-- Start --
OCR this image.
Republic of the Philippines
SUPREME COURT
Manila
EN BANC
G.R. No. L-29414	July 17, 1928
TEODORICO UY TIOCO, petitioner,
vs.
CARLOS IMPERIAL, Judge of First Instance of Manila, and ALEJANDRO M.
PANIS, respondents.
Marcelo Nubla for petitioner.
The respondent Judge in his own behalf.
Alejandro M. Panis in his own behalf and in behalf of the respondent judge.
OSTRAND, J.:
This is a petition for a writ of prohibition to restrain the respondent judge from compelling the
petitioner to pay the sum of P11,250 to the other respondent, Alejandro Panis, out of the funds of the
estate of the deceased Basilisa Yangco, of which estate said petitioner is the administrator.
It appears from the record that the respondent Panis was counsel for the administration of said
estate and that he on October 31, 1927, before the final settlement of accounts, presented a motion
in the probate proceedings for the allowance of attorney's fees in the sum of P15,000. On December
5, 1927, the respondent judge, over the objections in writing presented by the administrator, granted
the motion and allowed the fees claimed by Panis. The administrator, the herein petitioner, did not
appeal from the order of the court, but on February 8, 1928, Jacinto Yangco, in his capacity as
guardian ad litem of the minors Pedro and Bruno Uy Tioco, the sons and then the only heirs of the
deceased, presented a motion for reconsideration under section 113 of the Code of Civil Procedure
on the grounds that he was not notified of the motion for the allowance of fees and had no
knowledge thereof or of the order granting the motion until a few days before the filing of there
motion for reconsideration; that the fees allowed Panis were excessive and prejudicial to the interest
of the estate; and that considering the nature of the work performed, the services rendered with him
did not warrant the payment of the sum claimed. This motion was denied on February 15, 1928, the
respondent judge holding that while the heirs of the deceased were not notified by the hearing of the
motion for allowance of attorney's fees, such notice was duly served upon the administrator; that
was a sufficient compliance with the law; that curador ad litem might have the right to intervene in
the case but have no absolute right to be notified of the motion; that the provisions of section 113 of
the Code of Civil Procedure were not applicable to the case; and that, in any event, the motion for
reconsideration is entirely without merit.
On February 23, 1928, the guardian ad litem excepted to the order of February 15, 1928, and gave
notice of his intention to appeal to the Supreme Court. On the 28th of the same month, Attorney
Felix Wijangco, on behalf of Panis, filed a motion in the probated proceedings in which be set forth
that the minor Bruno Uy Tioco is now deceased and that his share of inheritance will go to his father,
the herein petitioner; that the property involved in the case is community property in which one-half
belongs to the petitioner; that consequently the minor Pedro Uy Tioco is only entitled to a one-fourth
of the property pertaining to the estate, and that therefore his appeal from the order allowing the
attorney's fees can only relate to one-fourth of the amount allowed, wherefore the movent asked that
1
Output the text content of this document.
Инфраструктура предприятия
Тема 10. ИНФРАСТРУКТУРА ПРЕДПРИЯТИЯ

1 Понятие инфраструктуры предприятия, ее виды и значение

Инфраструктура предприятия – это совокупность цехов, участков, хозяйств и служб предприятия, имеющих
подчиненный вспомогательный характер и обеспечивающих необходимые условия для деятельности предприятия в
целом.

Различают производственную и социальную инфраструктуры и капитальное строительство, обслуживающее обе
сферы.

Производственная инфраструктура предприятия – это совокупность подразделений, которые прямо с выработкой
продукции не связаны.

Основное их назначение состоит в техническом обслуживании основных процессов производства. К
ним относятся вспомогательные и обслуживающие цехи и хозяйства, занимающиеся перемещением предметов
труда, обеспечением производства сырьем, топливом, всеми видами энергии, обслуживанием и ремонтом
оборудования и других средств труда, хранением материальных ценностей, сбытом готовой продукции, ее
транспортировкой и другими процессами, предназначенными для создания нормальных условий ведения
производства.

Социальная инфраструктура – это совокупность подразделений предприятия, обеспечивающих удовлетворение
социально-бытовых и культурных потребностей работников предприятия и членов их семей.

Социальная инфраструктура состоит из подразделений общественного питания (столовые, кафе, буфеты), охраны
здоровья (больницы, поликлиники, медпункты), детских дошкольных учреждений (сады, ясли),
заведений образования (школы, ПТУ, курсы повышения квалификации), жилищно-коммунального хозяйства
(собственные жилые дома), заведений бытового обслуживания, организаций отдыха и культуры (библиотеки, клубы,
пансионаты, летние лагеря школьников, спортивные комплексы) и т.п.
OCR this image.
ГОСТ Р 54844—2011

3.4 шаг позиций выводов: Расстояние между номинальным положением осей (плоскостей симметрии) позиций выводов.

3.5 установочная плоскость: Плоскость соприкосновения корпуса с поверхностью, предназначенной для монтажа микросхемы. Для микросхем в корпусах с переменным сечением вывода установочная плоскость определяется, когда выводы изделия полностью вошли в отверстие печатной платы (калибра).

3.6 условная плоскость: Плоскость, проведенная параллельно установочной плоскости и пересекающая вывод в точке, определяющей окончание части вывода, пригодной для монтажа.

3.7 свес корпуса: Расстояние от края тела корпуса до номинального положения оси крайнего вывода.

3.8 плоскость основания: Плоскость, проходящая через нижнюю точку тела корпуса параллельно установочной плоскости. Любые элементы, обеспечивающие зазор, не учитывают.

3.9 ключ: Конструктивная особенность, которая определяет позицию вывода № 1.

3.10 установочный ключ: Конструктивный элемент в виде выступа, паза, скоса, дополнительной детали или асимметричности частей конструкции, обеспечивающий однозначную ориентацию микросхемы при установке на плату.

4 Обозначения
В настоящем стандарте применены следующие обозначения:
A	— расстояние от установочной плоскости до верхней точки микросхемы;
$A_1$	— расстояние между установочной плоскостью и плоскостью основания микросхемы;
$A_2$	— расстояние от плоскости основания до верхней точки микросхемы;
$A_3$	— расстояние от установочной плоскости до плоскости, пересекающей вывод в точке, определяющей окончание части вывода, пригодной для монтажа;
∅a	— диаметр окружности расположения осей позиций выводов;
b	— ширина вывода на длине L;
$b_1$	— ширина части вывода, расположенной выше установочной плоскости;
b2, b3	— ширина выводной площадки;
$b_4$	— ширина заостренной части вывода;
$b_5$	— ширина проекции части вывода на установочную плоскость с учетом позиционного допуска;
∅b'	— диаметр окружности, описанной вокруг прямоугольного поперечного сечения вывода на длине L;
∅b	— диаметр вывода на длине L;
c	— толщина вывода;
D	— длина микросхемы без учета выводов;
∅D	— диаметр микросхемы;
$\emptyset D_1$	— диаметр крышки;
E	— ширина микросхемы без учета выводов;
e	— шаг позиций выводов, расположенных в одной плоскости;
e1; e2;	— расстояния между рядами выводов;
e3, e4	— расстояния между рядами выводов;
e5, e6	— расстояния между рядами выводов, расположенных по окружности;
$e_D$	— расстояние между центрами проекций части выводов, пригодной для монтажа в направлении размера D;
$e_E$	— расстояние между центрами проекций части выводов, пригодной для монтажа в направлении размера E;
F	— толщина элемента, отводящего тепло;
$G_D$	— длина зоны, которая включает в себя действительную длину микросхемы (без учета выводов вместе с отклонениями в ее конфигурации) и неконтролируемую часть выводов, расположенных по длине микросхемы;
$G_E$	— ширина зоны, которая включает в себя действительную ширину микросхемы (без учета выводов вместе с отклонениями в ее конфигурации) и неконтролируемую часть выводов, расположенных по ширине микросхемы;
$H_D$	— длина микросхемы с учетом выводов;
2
-- End --
What you will do - Filter the records for lines holding the string "расстояния". Copy each one.

Finished answer -
e1; e2;	— расстояния между рядами выводов;
e3, e4	— расстояния между рядами выводов;
e5, e6	— расстояния между рядами выводов, расположенных по окружности;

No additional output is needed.